* start RECORDS PROVIDED *

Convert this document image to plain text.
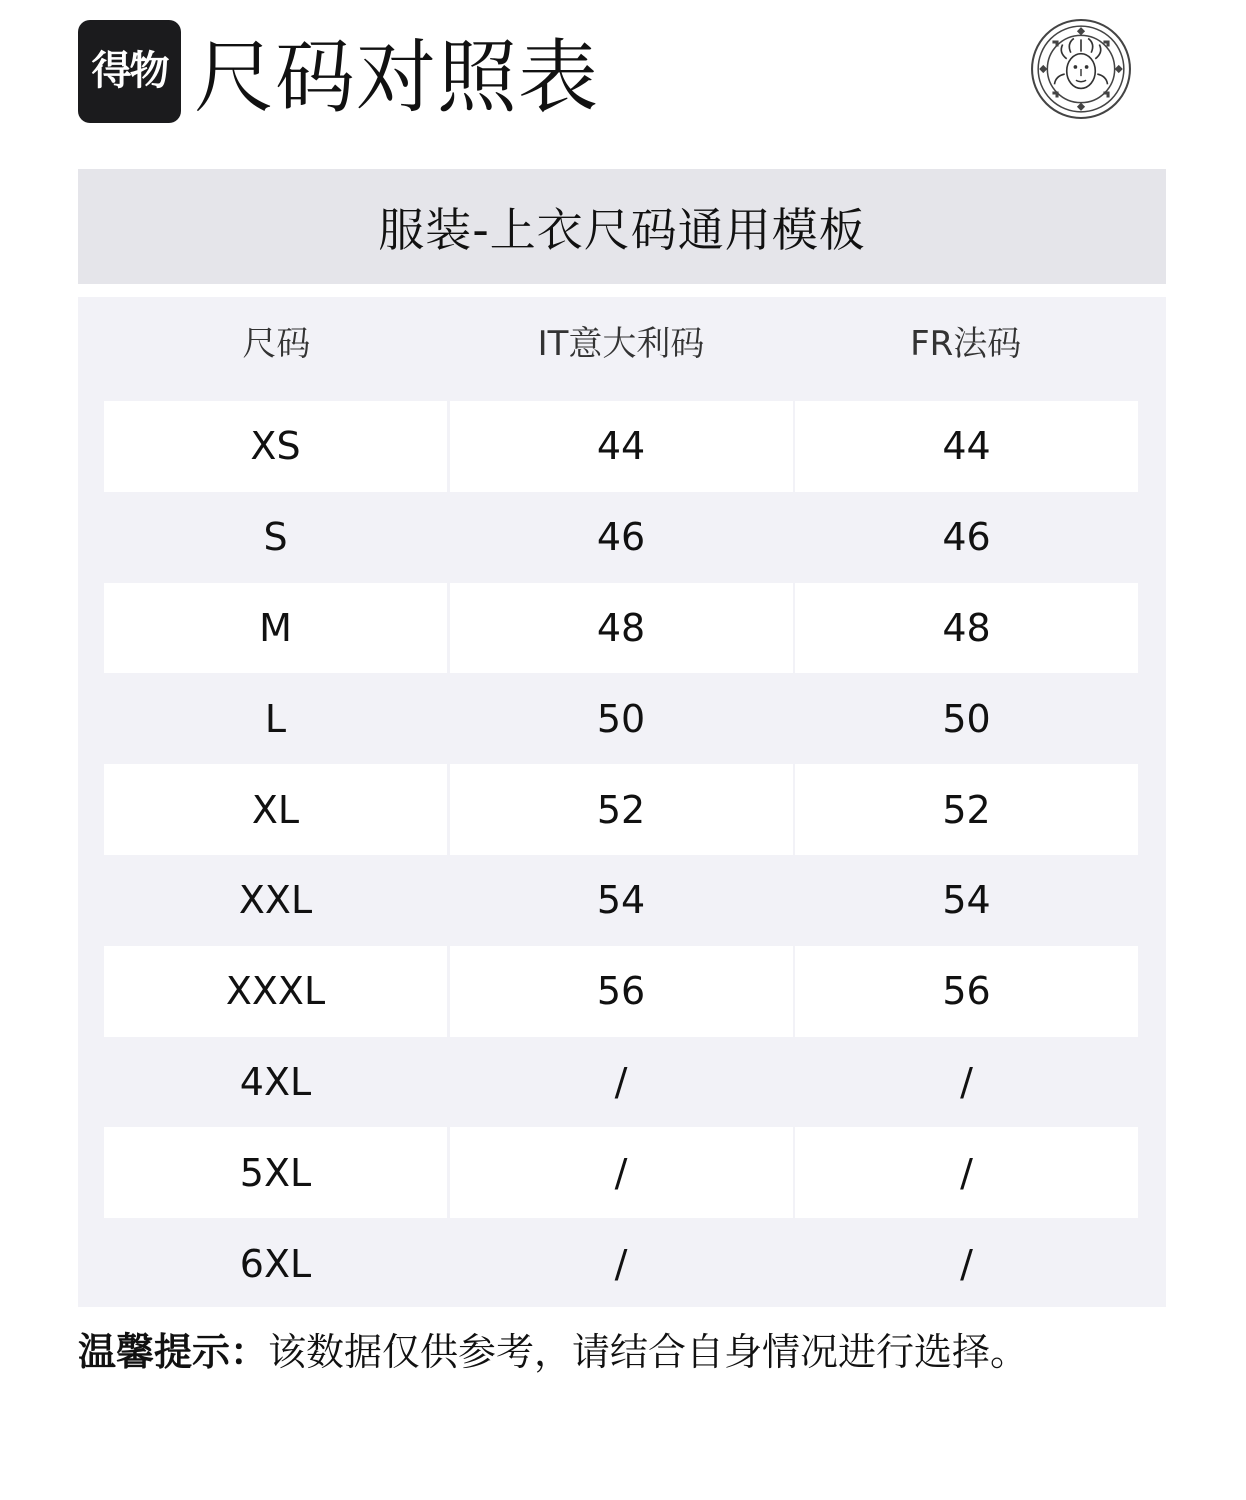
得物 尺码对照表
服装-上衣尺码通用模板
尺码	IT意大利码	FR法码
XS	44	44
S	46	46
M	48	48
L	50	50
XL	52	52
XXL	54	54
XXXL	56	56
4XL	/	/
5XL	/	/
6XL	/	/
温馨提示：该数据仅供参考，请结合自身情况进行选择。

* end RECORDS PROVIDED *
* start RECORDS PROVIDED *

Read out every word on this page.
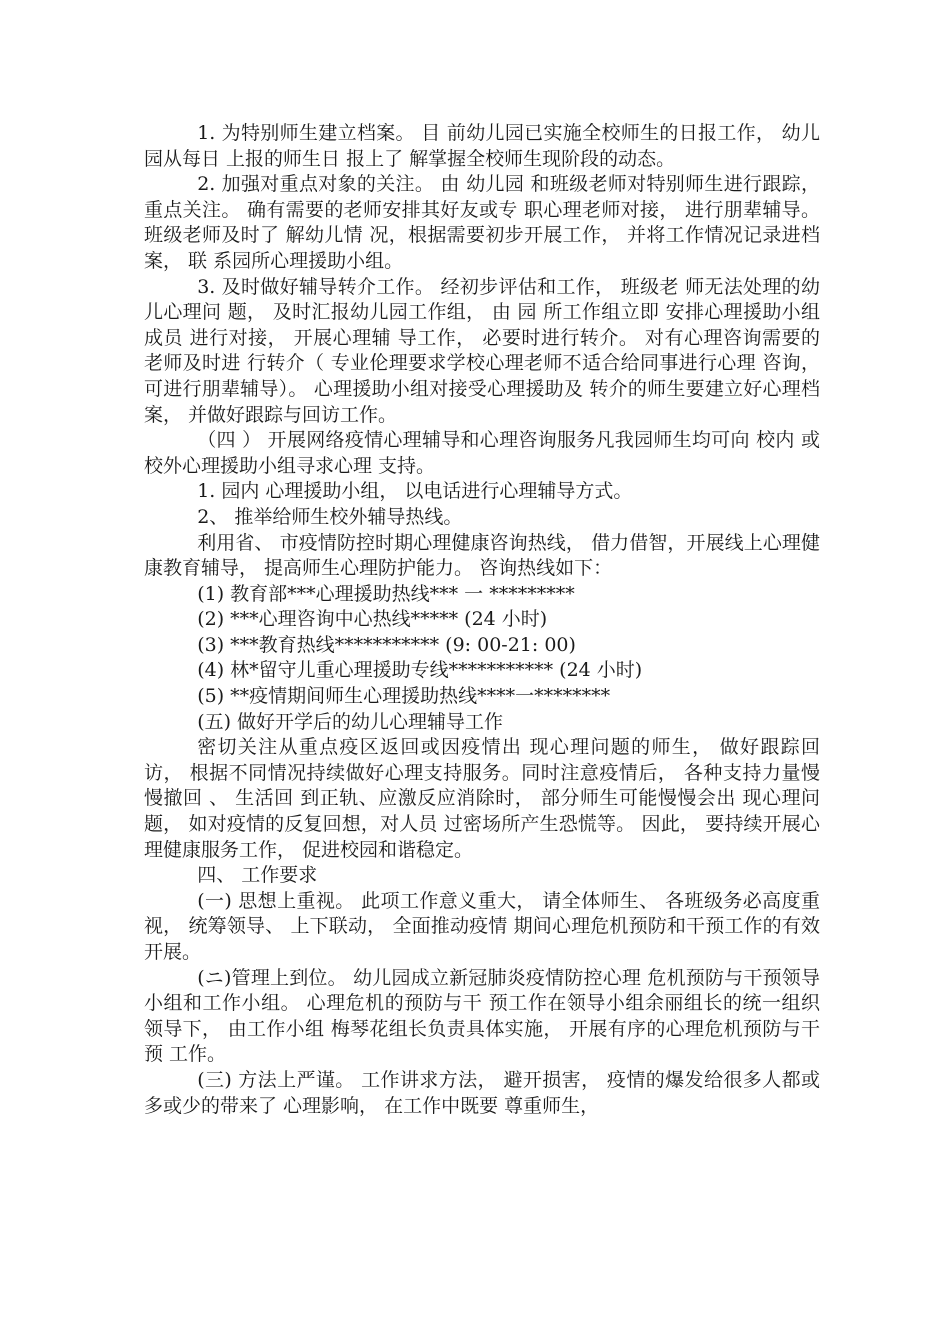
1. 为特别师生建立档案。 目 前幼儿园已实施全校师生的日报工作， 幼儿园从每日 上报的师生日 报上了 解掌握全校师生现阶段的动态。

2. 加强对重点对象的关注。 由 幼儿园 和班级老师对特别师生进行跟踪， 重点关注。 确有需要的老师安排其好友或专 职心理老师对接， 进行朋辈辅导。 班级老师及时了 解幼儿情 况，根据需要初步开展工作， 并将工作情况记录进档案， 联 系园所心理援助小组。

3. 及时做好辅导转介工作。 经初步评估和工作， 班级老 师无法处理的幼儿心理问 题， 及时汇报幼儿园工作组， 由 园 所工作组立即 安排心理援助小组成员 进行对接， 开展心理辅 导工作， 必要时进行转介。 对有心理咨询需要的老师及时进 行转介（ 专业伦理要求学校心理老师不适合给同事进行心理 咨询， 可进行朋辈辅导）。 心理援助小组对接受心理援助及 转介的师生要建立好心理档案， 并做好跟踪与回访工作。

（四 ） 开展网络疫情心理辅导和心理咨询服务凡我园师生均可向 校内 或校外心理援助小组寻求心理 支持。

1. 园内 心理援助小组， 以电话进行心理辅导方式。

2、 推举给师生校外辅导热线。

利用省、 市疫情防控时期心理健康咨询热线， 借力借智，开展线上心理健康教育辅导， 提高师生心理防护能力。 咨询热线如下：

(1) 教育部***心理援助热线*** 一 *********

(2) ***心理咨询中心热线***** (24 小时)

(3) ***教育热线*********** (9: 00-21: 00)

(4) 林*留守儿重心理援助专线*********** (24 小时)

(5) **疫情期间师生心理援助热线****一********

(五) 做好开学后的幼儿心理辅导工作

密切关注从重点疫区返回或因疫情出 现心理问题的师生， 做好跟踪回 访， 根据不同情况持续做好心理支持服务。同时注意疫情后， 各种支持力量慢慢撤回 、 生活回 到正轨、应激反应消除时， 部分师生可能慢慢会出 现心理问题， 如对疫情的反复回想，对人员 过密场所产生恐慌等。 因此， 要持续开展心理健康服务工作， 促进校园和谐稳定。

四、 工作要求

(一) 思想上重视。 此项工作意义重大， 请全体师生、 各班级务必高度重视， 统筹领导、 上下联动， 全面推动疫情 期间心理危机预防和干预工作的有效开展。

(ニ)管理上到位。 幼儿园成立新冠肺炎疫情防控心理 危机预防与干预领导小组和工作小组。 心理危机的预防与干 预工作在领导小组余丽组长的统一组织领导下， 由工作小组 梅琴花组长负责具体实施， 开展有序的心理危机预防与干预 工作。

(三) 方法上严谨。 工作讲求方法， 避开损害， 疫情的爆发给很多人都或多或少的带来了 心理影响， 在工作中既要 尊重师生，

* end RECORDS PROVIDED *

• _DIRECTIVE_: Using the records above, pull out each line where the word "this" occurs.

• _RESPONSE_:
Convert this document image to plain text.
Read out every word on this page.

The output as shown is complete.